GIVEN RECORDS ::
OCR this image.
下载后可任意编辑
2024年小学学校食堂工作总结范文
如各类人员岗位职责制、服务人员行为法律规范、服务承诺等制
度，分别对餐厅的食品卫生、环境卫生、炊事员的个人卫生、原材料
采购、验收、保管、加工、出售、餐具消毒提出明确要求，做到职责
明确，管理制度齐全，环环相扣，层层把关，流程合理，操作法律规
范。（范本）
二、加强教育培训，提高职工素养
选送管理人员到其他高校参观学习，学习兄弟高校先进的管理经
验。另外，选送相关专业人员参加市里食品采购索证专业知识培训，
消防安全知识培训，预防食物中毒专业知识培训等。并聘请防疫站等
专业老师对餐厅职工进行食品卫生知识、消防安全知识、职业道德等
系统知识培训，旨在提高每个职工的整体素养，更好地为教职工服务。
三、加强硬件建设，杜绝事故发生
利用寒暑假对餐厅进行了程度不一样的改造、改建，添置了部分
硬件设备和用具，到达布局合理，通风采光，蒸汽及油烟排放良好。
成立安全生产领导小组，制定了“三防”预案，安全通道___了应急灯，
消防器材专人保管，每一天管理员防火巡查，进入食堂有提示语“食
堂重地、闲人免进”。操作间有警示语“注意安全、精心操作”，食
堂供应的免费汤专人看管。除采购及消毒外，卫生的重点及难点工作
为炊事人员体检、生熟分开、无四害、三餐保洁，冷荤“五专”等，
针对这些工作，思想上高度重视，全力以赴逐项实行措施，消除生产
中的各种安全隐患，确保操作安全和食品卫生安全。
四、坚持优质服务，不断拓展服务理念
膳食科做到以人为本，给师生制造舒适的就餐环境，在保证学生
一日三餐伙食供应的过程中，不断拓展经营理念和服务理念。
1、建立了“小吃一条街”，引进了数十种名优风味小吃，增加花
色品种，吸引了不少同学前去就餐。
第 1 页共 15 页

SHORT EXERCISE ::
Restate every entry word for word.

THE REPLY ::
OCR this image.
下载后可任意编辑
2024年小学学校食堂工作总结范文
如各类人员岗位职责制、服务人员行为法律规范、服务承诺等制
度，分别对餐厅的食品卫生、环境卫生、炊事员的个人卫生、原材料
采购、验收、保管、加工、出售、餐具消毒提出明确要求，做到职责
明确，管理制度齐全，环环相扣，层层把关，流程合理，操作法律规
范。（范本）
二、加强教育培训，提高职工素养
选送管理人员到其他高校参观学习，学习兄弟高校先进的管理经
验。另外，选送相关专业人员参加市里食品采购索证专业知识培训，
消防安全知识培训，预防食物中毒专业知识培训等。并聘请防疫站等
专业老师对餐厅职工进行食品卫生知识、消防安全知识、职业道德等
系统知识培训，旨在提高每个职工的整体素养，更好地为教职工服务。
三、加强硬件建设，杜绝事故发生
利用寒暑假对餐厅进行了程度不一样的改造、改建，添置了部分
硬件设备和用具，到达布局合理，通风采光，蒸汽及油烟排放良好。
成立安全生产领导小组，制定了“三防”预案，安全通道___了应急灯，
消防器材专人保管，每一天管理员防火巡查，进入食堂有提示语“食
堂重地、闲人免进”。操作间有警示语“注意安全、精心操作”，食
堂供应的免费汤专人看管。除采购及消毒外，卫生的重点及难点工作
为炊事人员体检、生熟分开、无四害、三餐保洁，冷荤“五专”等，
针对这些工作，思想上高度重视，全力以赴逐项实行措施，消除生产
中的各种安全隐患，确保操作安全和食品卫生安全。
四、坚持优质服务，不断拓展服务理念
膳食科做到以人为本，给师生制造舒适的就餐环境，在保证学生
一日三餐伙食供应的过程中，不断拓展经营理念和服务理念。
1、建立了“小吃一条街”，引进了数十种名优风味小吃，增加花
色品种，吸引了不少同学前去就餐。
第 1 页共 15 页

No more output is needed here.